» JOB: Each line containing the word "this" must be collected.

========================

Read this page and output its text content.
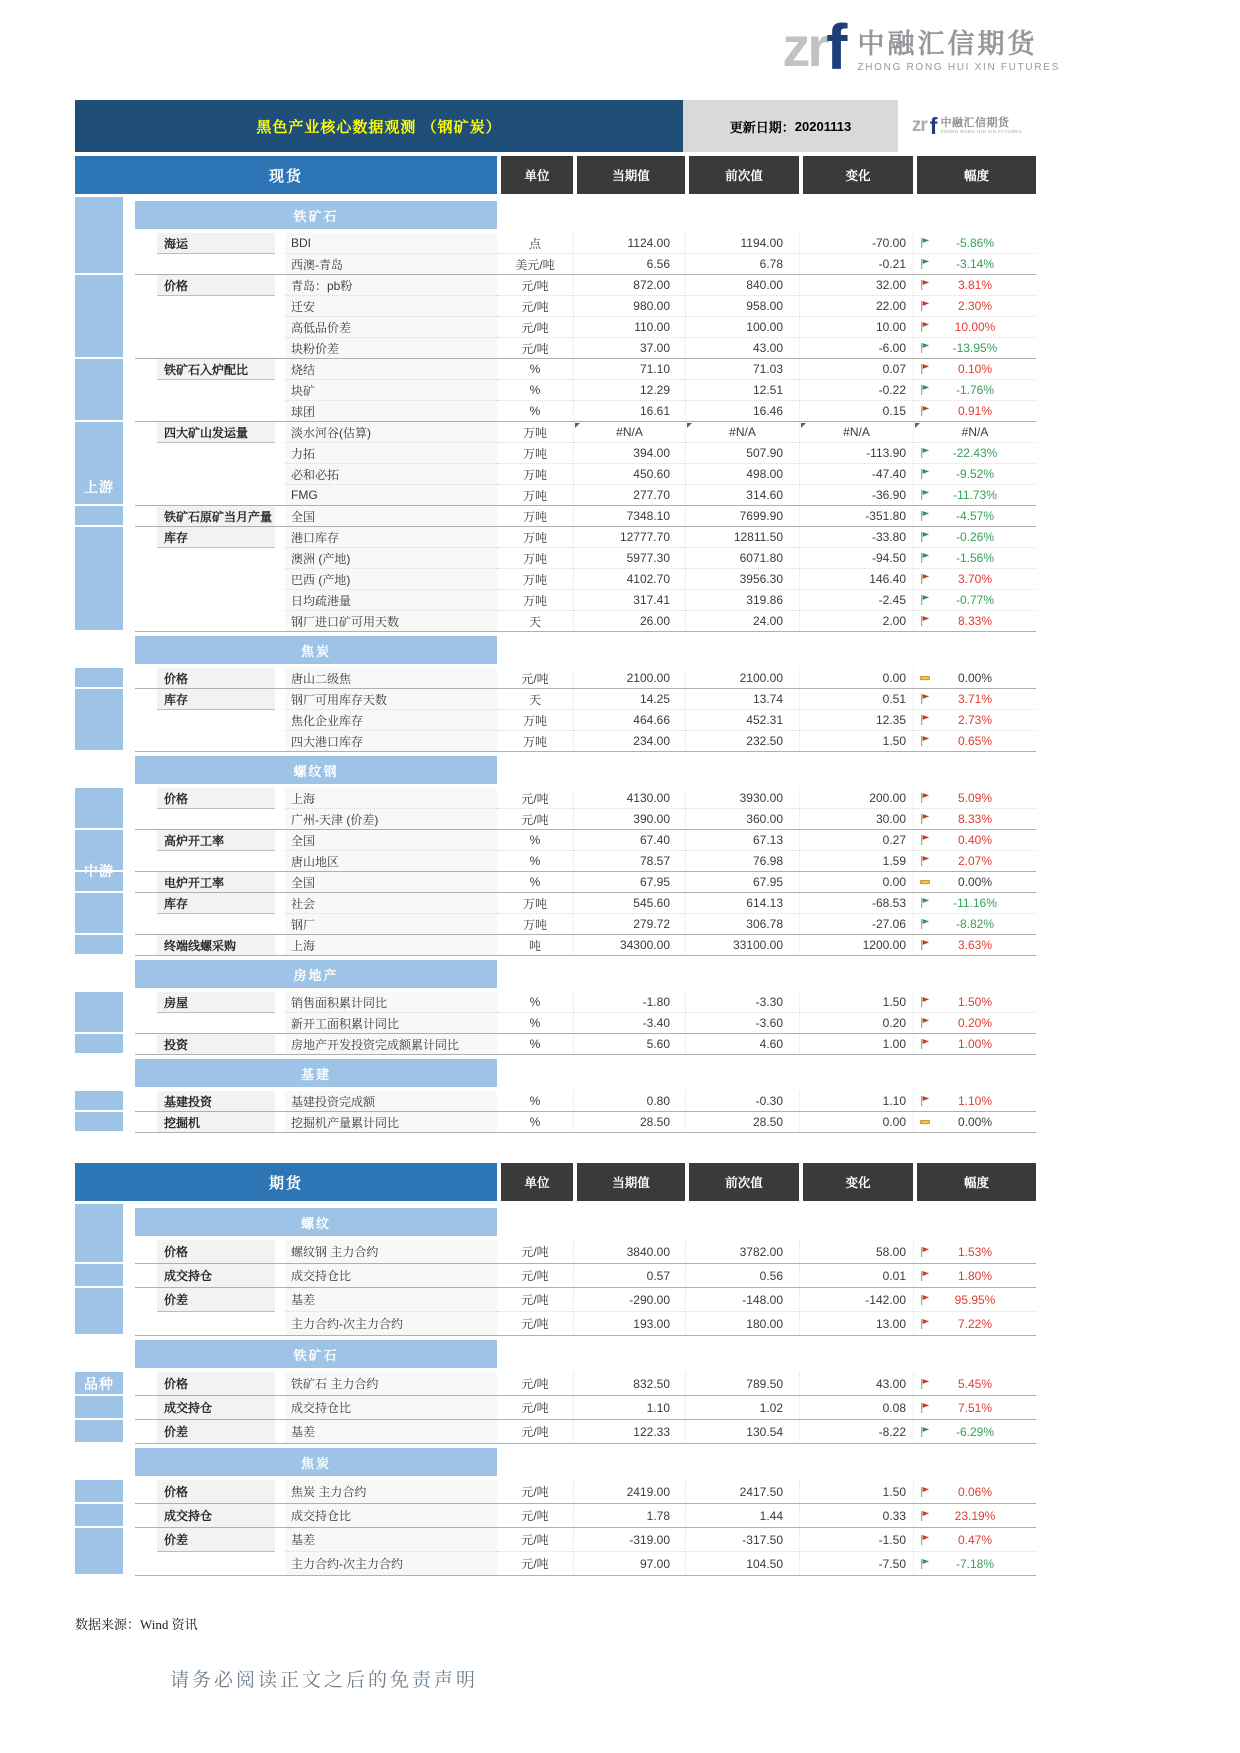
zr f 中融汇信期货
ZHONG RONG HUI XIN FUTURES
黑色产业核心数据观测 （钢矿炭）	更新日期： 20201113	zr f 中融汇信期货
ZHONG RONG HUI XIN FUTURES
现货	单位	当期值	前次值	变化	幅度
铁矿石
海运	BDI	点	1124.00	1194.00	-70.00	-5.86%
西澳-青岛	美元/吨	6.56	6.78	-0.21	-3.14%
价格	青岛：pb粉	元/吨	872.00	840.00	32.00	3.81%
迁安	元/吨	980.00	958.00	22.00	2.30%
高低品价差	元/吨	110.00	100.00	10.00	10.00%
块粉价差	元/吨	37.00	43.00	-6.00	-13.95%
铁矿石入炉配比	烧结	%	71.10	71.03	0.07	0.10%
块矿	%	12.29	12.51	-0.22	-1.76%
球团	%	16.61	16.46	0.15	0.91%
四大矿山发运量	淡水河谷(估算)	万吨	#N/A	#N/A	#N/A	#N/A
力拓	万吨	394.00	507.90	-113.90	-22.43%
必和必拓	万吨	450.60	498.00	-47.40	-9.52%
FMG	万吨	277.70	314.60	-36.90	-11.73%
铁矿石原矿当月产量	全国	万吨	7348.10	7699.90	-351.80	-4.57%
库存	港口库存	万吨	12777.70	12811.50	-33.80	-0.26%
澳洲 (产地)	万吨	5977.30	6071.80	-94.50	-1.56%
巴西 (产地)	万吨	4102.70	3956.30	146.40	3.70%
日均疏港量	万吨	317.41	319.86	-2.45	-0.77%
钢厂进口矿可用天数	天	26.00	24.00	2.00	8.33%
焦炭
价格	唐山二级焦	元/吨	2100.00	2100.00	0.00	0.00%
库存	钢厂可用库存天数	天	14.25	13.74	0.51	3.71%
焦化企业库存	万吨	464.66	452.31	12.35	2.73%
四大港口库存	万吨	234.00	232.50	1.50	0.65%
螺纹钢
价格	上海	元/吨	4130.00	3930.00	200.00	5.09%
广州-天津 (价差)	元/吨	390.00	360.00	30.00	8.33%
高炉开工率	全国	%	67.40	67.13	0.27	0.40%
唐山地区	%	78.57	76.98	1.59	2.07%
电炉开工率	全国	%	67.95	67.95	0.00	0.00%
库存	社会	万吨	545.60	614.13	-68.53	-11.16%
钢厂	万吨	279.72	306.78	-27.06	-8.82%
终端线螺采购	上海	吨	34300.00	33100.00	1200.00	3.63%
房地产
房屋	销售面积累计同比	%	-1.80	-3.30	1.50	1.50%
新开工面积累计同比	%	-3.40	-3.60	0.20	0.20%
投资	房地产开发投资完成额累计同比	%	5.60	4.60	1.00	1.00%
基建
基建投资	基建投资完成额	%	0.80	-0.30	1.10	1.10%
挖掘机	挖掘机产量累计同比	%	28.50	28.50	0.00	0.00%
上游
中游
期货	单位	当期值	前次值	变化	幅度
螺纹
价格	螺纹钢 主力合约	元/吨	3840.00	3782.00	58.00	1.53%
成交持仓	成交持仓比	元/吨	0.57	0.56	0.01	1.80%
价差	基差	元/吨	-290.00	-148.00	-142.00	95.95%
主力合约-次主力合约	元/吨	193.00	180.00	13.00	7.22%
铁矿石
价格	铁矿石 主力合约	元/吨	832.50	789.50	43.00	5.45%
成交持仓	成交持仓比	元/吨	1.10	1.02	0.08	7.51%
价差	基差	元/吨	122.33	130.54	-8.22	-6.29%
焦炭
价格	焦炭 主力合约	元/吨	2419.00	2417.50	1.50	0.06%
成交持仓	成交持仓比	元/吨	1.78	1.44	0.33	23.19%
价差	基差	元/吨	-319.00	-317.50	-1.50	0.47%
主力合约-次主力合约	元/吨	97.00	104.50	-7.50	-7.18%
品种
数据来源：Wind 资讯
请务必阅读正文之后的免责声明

========================

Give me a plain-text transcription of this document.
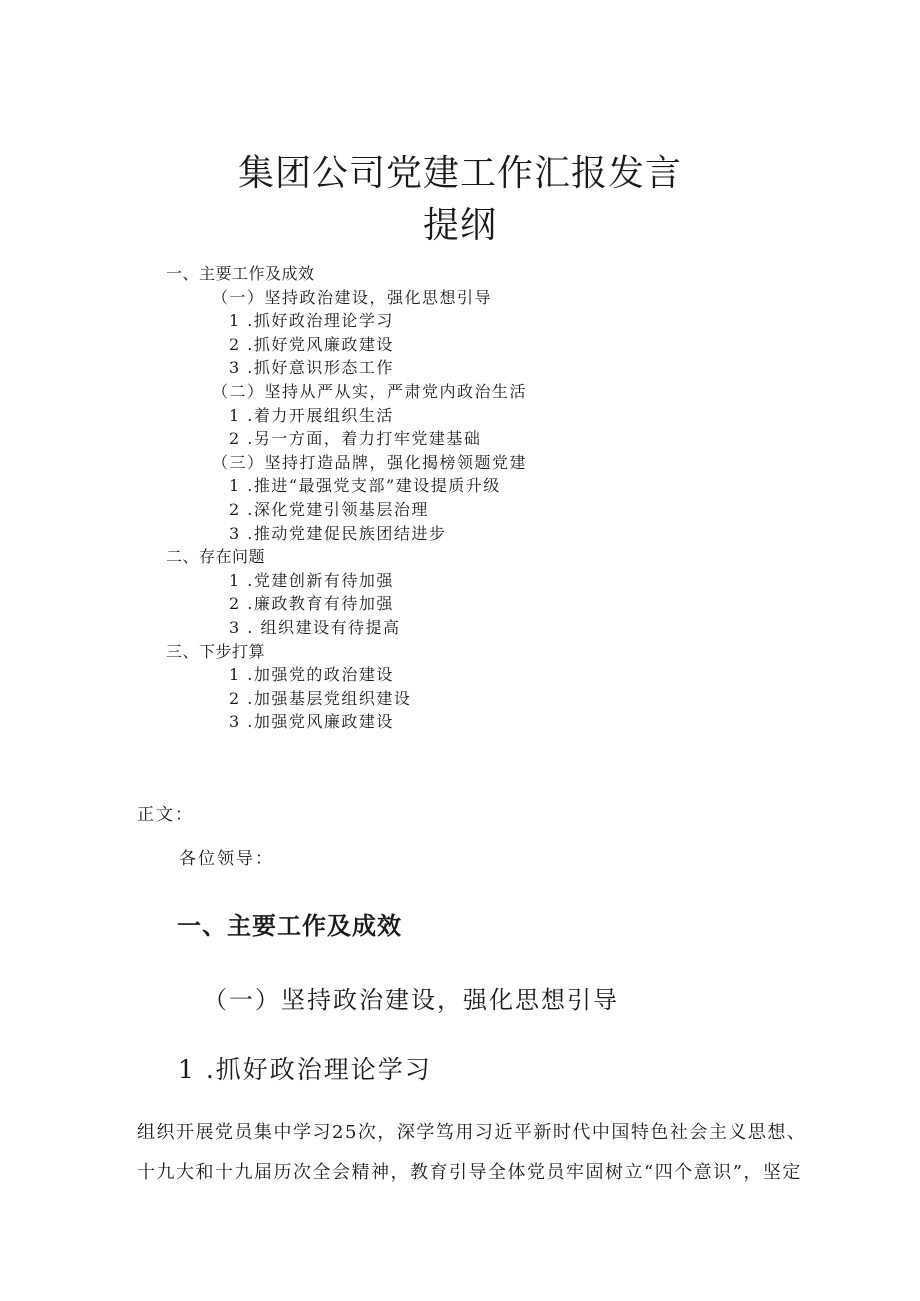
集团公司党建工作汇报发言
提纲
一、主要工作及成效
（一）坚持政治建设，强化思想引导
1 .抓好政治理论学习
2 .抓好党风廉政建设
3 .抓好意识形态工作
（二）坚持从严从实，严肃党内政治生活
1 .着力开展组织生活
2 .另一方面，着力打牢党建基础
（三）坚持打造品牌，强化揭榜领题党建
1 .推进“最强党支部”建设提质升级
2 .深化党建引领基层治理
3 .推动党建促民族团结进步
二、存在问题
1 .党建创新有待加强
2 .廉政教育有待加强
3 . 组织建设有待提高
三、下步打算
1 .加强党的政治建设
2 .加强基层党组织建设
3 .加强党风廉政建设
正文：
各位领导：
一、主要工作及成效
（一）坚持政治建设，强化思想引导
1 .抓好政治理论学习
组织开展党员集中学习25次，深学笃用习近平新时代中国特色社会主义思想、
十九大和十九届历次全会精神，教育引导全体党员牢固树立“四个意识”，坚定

========================

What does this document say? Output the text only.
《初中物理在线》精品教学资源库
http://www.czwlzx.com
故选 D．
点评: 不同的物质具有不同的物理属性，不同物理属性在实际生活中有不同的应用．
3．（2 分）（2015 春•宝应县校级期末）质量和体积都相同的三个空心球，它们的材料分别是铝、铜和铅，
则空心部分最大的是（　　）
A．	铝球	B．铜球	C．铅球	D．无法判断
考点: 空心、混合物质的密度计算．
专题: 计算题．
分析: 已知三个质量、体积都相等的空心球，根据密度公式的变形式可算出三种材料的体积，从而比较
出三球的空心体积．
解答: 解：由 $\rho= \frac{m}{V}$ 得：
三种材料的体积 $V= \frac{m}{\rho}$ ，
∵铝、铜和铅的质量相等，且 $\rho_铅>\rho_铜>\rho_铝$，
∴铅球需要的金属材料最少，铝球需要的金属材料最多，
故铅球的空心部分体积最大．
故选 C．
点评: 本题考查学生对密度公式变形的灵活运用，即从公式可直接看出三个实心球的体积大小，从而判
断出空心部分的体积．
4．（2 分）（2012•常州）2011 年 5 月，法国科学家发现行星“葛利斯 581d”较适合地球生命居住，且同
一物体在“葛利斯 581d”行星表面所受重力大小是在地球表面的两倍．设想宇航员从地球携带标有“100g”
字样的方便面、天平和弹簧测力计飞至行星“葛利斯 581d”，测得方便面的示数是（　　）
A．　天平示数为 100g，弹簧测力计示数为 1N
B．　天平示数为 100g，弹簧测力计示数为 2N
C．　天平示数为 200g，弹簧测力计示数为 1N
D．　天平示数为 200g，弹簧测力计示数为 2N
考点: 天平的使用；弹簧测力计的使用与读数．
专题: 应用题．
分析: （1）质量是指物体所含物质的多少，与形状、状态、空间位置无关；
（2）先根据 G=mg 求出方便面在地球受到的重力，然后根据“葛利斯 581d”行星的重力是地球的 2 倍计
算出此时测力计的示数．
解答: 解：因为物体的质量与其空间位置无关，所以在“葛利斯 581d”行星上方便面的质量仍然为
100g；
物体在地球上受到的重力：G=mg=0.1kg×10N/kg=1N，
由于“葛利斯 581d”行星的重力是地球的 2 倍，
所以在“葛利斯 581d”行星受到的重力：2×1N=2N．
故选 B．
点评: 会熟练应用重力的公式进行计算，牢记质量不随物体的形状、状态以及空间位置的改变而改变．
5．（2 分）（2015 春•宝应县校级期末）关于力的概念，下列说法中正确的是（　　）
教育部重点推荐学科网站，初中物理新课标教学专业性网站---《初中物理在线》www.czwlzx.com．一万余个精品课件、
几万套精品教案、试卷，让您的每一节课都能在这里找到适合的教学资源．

========================

» TASK ANSWER:
Read this page and output its text content.
Give me a plain-text transcription of this document.
What does this document say? Output the text only.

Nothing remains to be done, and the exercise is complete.